> [INSTRUCTIONS TO FOLLOW] Copy all of the material below exactly.

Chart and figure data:
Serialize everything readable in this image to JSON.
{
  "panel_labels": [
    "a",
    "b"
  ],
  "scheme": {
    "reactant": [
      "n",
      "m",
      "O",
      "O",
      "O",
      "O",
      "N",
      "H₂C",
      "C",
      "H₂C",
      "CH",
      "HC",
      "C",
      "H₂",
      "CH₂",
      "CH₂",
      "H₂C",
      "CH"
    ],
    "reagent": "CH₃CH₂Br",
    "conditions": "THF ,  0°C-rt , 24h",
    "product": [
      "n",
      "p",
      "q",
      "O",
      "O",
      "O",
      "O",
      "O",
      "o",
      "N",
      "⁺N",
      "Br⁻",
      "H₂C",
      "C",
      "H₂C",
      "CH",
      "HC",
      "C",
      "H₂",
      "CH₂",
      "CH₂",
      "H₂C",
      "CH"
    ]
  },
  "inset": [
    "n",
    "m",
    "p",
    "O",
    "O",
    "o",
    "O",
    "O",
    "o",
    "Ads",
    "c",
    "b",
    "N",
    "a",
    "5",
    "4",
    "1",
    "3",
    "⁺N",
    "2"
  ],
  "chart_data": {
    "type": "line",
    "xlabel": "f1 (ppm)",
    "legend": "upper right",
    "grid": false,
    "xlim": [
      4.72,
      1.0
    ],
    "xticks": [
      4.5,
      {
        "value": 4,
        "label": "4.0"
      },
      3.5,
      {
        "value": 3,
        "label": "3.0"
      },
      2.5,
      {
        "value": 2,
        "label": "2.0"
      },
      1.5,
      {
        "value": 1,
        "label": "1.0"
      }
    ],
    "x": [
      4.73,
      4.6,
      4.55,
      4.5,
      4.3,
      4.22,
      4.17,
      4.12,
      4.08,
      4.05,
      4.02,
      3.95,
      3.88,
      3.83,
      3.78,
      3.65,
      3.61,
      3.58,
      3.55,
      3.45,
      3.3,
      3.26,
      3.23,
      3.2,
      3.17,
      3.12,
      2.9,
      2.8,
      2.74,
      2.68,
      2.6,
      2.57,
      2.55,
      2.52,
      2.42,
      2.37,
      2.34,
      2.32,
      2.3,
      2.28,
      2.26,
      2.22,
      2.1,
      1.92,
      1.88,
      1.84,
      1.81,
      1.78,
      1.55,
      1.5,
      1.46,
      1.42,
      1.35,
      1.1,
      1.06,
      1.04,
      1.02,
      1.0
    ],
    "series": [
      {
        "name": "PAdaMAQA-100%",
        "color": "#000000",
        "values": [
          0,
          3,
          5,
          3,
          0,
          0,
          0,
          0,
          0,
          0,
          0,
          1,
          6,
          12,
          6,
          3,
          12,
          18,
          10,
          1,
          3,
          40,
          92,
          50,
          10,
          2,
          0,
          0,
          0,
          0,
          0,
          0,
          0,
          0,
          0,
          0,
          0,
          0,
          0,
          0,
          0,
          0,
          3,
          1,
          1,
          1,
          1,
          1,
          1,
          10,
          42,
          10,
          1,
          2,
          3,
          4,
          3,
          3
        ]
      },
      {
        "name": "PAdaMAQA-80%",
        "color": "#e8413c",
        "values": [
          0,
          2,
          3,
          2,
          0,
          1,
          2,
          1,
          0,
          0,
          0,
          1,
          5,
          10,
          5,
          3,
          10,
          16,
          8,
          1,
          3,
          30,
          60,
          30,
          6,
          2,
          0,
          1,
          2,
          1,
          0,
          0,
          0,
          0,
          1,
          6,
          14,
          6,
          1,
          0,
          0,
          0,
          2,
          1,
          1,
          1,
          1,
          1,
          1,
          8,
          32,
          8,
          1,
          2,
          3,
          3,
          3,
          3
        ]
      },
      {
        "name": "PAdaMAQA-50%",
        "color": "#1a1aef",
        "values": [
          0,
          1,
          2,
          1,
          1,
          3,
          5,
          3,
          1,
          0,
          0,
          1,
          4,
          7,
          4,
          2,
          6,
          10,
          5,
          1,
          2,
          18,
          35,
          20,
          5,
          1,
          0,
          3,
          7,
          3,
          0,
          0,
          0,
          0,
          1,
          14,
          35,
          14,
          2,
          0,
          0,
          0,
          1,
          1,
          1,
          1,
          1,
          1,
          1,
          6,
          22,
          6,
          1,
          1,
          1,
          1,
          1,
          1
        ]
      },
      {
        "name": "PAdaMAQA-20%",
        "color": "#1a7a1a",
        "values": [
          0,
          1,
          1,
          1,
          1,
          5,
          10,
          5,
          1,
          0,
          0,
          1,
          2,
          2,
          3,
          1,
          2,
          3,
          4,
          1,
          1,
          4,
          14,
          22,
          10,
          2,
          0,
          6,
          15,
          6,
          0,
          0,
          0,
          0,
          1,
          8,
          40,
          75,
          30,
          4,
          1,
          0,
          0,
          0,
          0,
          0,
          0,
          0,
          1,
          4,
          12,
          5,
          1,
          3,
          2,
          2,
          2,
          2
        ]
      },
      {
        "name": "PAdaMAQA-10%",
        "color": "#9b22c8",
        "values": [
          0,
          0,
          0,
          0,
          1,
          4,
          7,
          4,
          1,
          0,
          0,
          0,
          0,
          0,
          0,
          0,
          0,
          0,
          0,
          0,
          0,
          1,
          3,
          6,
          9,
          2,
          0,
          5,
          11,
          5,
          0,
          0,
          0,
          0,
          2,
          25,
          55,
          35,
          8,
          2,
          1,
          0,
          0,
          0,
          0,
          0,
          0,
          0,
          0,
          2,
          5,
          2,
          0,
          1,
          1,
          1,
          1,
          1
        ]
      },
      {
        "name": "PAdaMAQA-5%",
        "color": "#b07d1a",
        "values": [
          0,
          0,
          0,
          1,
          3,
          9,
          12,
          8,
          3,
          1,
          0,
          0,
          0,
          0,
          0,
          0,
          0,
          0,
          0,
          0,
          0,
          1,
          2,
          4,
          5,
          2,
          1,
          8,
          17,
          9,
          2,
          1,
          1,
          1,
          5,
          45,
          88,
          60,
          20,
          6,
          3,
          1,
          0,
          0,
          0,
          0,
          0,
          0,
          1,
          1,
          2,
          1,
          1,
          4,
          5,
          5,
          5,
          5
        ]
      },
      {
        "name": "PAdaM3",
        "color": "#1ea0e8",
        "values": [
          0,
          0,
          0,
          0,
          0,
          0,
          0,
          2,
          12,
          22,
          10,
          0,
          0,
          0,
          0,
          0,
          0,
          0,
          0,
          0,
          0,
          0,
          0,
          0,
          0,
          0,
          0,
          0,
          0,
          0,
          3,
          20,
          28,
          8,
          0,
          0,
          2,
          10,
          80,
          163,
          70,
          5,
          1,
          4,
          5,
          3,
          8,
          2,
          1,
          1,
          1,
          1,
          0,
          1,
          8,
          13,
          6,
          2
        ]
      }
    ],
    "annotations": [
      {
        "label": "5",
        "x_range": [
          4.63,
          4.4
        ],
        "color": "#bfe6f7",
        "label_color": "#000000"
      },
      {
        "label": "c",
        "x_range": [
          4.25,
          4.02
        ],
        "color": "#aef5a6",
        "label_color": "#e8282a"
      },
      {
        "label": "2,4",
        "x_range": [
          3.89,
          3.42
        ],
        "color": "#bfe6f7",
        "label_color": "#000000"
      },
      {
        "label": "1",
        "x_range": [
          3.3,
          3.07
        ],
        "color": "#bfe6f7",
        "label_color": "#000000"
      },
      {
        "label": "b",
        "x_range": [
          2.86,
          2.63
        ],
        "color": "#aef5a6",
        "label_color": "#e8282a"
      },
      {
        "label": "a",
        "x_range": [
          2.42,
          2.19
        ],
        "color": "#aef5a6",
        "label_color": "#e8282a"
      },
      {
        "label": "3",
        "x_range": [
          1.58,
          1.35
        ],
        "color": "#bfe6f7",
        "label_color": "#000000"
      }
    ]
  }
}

> [RESPONSE BELOW]
Serialize everything readable in this image to JSON.
{
  "panel_labels": [
    "a",
    "b"
  ],
  "scheme": {
    "reactant": [
      "n",
      "m",
      "O",
      "O",
      "O",
      "O",
      "N",
      "H₂C",
      "C",
      "H₂C",
      "CH",
      "HC",
      "C",
      "H₂",
      "CH₂",
      "CH₂",
      "H₂C",
      "CH"
    ],
    "reagent": "CH₃CH₂Br",
    "conditions": "THF ,  0°C-rt , 24h",
    "product": [
      "n",
      "p",
      "q",
      "O",
      "O",
      "O",
      "O",
      "O",
      "o",
      "N",
      "⁺N",
      "Br⁻",
      "H₂C",
      "C",
      "H₂C",
      "CH",
      "HC",
      "C",
      "H₂",
      "CH₂",
      "CH₂",
      "H₂C",
      "CH"
    ]
  },
  "inset": [
    "n",
    "m",
    "p",
    "O",
    "O",
    "o",
    "O",
    "O",
    "o",
    "Ads",
    "c",
    "b",
    "N",
    "a",
    "5",
    "4",
    "1",
    "3",
    "⁺N",
    "2"
  ],
  "chart_data": {
    "type": "line",
    "xlabel": "f1 (ppm)",
    "legend": "upper right",
    "grid": false,
    "xlim": [
      4.72,
      1.0
    ],
    "xticks": [
      4.5,
      {
        "value": 4,
        "label": "4.0"
      },
      3.5,
      {
        "value": 3,
        "label": "3.0"
      },
      2.5,
      {
        "value": 2,
        "label": "2.0"
      },
      1.5,
      {
        "value": 1,
        "label": "1.0"
      }
    ],
    "x": [
      4.73,
      4.6,
      4.55,
      4.5,
      4.3,
      4.22,
      4.17,
      4.12,
      4.08,
      4.05,
      4.02,
      3.95,
      3.88,
      3.83,
      3.78,
      3.65,
      3.61,
      3.58,
      3.55,
      3.45,
      3.3,
      3.26,
      3.23,
      3.2,
      3.17,
      3.12,
      2.9,
      2.8,
      2.74,
      2.68,
      2.6,
      2.57,
      2.55,
      2.52,
      2.42,
      2.37,
      2.34,
      2.32,
      2.3,
      2.28,
      2.26,
      2.22,
      2.1,
      1.92,
      1.88,
      1.84,
      1.81,
      1.78,
      1.55,
      1.5,
      1.46,
      1.42,
      1.35,
      1.1,
      1.06,
      1.04,
      1.02,
      1.0
    ],
    "series": [
      {
        "name": "PAdaMAQA-100%",
        "color": "#000000",
        "values": [
          0,
          3,
          5,
          3,
          0,
          0,
          0,
          0,
          0,
          0,
          0,
          1,
          6,
          12,
          6,
          3,
          12,
          18,
          10,
          1,
          3,
          40,
          92,
          50,
          10,
          2,
          0,
          0,
          0,
          0,
          0,
          0,
          0,
          0,
          0,
          0,
          0,
          0,
          0,
          0,
          0,
          0,
          3,
          1,
          1,
          1,
          1,
          1,
          1,
          10,
          42,
          10,
          1,
          2,
          3,
          4,
          3,
          3
        ]
      },
      {
        "name": "PAdaMAQA-80%",
        "color": "#e8413c",
        "values": [
          0,
          2,
          3,
          2,
          0,
          1,
          2,
          1,
          0,
          0,
          0,
          1,
          5,
          10,
          5,
          3,
          10,
          16,
          8,
          1,
          3,
          30,
          60,
          30,
          6,
          2,
          0,
          1,
          2,
          1,
          0,
          0,
          0,
          0,
          1,
          6,
          14,
          6,
          1,
          0,
          0,
          0,
          2,
          1,
          1,
          1,
          1,
          1,
          1,
          8,
          32,
          8,
          1,
          2,
          3,
          3,
          3,
          3
        ]
      },
      {
        "name": "PAdaMAQA-50%",
        "color": "#1a1aef",
        "values": [
          0,
          1,
          2,
          1,
          1,
          3,
          5,
          3,
          1,
          0,
          0,
          1,
          4,
          7,
          4,
          2,
          6,
          10,
          5,
          1,
          2,
          18,
          35,
          20,
          5,
          1,
          0,
          3,
          7,
          3,
          0,
          0,
          0,
          0,
          1,
          14,
          35,
          14,
          2,
          0,
          0,
          0,
          1,
          1,
          1,
          1,
          1,
          1,
          1,
          6,
          22,
          6,
          1,
          1,
          1,
          1,
          1,
          1
        ]
      },
      {
        "name": "PAdaMAQA-20%",
        "color": "#1a7a1a",
        "values": [
          0,
          1,
          1,
          1,
          1,
          5,
          10,
          5,
          1,
          0,
          0,
          1,
          2,
          2,
          3,
          1,
          2,
          3,
          4,
          1,
          1,
          4,
          14,
          22,
          10,
          2,
          0,
          6,
          15,
          6,
          0,
          0,
          0,
          0,
          1,
          8,
          40,
          75,
          30,
          4,
          1,
          0,
          0,
          0,
          0,
          0,
          0,
          0,
          1,
          4,
          12,
          5,
          1,
          3,
          2,
          2,
          2,
          2
        ]
      },
      {
        "name": "PAdaMAQA-10%",
        "color": "#9b22c8",
        "values": [
          0,
          0,
          0,
          0,
          1,
          4,
          7,
          4,
          1,
          0,
          0,
          0,
          0,
          0,
          0,
          0,
          0,
          0,
          0,
          0,
          0,
          1,
          3,
          6,
          9,
          2,
          0,
          5,
          11,
          5,
          0,
          0,
          0,
          0,
          2,
          25,
          55,
          35,
          8,
          2,
          1,
          0,
          0,
          0,
          0,
          0,
          0,
          0,
          0,
          2,
          5,
          2,
          0,
          1,
          1,
          1,
          1,
          1
        ]
      },
      {
        "name": "PAdaMAQA-5%",
        "color": "#b07d1a",
        "values": [
          0,
          0,
          0,
          1,
          3,
          9,
          12,
          8,
          3,
          1,
          0,
          0,
          0,
          0,
          0,
          0,
          0,
          0,
          0,
          0,
          0,
          1,
          2,
          4,
          5,
          2,
          1,
          8,
          17,
          9,
          2,
          1,
          1,
          1,
          5,
          45,
          88,
          60,
          20,
          6,
          3,
          1,
          0,
          0,
          0,
          0,
          0,
          0,
          1,
          1,
          2,
          1,
          1,
          4,
          5,
          5,
          5,
          5
        ]
      },
      {
        "name": "PAdaM3",
        "color": "#1ea0e8",
        "values": [
          0,
          0,
          0,
          0,
          0,
          0,
          0,
          2,
          12,
          22,
          10,
          0,
          0,
          0,
          0,
          0,
          0,
          0,
          0,
          0,
          0,
          0,
          0,
          0,
          0,
          0,
          0,
          0,
          0,
          0,
          3,
          20,
          28,
          8,
          0,
          0,
          2,
          10,
          80,
          163,
          70,
          5,
          1,
          4,
          5,
          3,
          8,
          2,
          1,
          1,
          1,
          1,
          0,
          1,
          8,
          13,
          6,
          2
        ]
      }
    ],
    "annotations": [
      {
        "label": "5",
        "x_range": [
          4.63,
          4.4
        ],
        "color": "#bfe6f7",
        "label_color": "#000000"
      },
      {
        "label": "c",
        "x_range": [
          4.25,
          4.02
        ],
        "color": "#aef5a6",
        "label_color": "#e8282a"
      },
      {
        "label": "2,4",
        "x_range": [
          3.89,
          3.42
        ],
        "color": "#bfe6f7",
        "label_color": "#000000"
      },
      {
        "label": "1",
        "x_range": [
          3.3,
          3.07
        ],
        "color": "#bfe6f7",
        "label_color": "#000000"
      },
      {
        "label": "b",
        "x_range": [
          2.86,
          2.63
        ],
        "color": "#aef5a6",
        "label_color": "#e8282a"
      },
      {
        "label": "a",
        "x_range": [
          2.42,
          2.19
        ],
        "color": "#aef5a6",
        "label_color": "#e8282a"
      },
      {
        "label": "3",
        "x_range": [
          1.58,
          1.35
        ],
        "color": "#bfe6f7",
        "label_color": "#000000"
      }
    ]
  }
}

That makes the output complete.